* **What this task involves**:
Give the listing again in full, exactly as written.

* **Extracted material**:
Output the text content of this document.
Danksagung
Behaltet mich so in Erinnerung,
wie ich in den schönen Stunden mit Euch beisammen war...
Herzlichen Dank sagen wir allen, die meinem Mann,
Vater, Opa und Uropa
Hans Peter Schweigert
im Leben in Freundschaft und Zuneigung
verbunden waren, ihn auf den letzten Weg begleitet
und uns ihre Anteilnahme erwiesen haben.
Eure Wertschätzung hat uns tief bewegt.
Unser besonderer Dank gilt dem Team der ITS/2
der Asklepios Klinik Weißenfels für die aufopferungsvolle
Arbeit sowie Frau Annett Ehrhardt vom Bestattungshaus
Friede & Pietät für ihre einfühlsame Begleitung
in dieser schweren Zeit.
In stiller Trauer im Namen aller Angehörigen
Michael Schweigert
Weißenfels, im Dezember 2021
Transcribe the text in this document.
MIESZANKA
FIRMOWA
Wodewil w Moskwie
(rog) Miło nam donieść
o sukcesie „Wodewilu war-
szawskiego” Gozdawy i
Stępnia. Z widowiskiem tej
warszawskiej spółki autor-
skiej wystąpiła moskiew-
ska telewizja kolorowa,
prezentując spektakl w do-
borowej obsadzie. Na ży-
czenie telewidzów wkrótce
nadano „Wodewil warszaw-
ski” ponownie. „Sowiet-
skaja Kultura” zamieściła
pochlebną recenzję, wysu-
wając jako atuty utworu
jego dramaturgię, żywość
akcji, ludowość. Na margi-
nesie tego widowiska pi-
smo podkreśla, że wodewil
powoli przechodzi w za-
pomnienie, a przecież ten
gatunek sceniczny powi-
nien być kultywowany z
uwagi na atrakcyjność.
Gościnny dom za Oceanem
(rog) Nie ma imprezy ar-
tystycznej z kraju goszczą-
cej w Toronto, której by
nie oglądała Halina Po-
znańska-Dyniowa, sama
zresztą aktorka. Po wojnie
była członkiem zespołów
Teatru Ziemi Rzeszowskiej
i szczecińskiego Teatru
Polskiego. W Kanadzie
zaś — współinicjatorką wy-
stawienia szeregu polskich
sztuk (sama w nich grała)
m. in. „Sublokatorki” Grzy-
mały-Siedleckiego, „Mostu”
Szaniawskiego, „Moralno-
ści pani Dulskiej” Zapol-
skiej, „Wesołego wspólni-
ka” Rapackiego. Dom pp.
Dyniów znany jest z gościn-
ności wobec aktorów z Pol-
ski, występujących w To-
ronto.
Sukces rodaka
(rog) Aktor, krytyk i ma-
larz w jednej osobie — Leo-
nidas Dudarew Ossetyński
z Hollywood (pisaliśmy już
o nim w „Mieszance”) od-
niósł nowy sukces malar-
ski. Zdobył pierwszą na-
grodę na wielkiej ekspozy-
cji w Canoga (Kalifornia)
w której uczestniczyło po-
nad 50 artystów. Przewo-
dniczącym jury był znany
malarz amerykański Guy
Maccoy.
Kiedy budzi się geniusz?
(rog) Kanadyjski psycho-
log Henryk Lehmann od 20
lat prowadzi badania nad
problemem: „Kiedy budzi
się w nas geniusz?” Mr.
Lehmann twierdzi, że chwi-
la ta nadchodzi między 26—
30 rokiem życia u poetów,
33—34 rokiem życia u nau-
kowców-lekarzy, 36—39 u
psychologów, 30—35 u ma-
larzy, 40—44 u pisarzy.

* **Solution below**:
Output the text content of this document.
Danksagung
Behaltet mich so in Erinnerung,
wie ich in den schönen Stunden mit Euch beisammen war...
Herzlichen Dank sagen wir allen, die meinem Mann,
Vater, Opa und Uropa
Hans Peter Schweigert
im Leben in Freundschaft und Zuneigung
verbunden waren, ihn auf den letzten Weg begleitet
und uns ihre Anteilnahme erwiesen haben.
Eure Wertschätzung hat uns tief bewegt.
Unser besonderer Dank gilt dem Team der ITS/2
der Asklepios Klinik Weißenfels für die aufopferungsvolle
Arbeit sowie Frau Annett Ehrhardt vom Bestattungshaus
Friede & Pietät für ihre einfühlsame Begleitung
in dieser schweren Zeit.
In stiller Trauer im Namen aller Angehörigen
Michael Schweigert
Weißenfels, im Dezember 2021
Transcribe the text in this document.
MIESZANKA
FIRMOWA
Wodewil w Moskwie
(rog) Miło nam donieść
o sukcesie „Wodewilu war-
szawskiego” Gozdawy i
Stępnia. Z widowiskiem tej
warszawskiej spółki autor-
skiej wystąpiła moskiew-
ska telewizja kolorowa,
prezentując spektakl w do-
borowej obsadzie. Na ży-
czenie telewidzów wkrótce
nadano „Wodewil warszaw-
ski” ponownie. „Sowiet-
skaja Kultura” zamieściła
pochlebną recenzję, wysu-
wając jako atuty utworu
jego dramaturgię, żywość
akcji, ludowość. Na margi-
nesie tego widowiska pi-
smo podkreśla, że wodewil
powoli przechodzi w za-
pomnienie, a przecież ten
gatunek sceniczny powi-
nien być kultywowany z
uwagi na atrakcyjność.
Gościnny dom za Oceanem
(rog) Nie ma imprezy ar-
tystycznej z kraju goszczą-
cej w Toronto, której by
nie oglądała Halina Po-
znańska-Dyniowa, sama
zresztą aktorka. Po wojnie
była członkiem zespołów
Teatru Ziemi Rzeszowskiej
i szczecińskiego Teatru
Polskiego. W Kanadzie
zaś — współinicjatorką wy-
stawienia szeregu polskich
sztuk (sama w nich grała)
m. in. „Sublokatorki” Grzy-
mały-Siedleckiego, „Mostu”
Szaniawskiego, „Moralno-
ści pani Dulskiej” Zapol-
skiej, „Wesołego wspólni-
ka” Rapackiego. Dom pp.
Dyniów znany jest z gościn-
ności wobec aktorów z Pol-
ski, występujących w To-
ronto.
Sukces rodaka
(rog) Aktor, krytyk i ma-
larz w jednej osobie — Leo-
nidas Dudarew Ossetyński
z Hollywood (pisaliśmy już
o nim w „Mieszance”) od-
niósł nowy sukces malar-
ski. Zdobył pierwszą na-
grodę na wielkiej ekspozy-
cji w Canoga (Kalifornia)
w której uczestniczyło po-
nad 50 artystów. Przewo-
dniczącym jury był znany
malarz amerykański Guy
Maccoy.
Kiedy budzi się geniusz?
(rog) Kanadyjski psycho-
log Henryk Lehmann od 20
lat prowadzi badania nad
problemem: „Kiedy budzi
się w nas geniusz?” Mr.
Lehmann twierdzi, że chwi-
la ta nadchodzi między 26—
30 rokiem życia u poetów,
33—34 rokiem życia u nau-
kowców-lekarzy, 36—39 u
psychologów, 30—35 u ma-
larzy, 40—44 u pisarzy.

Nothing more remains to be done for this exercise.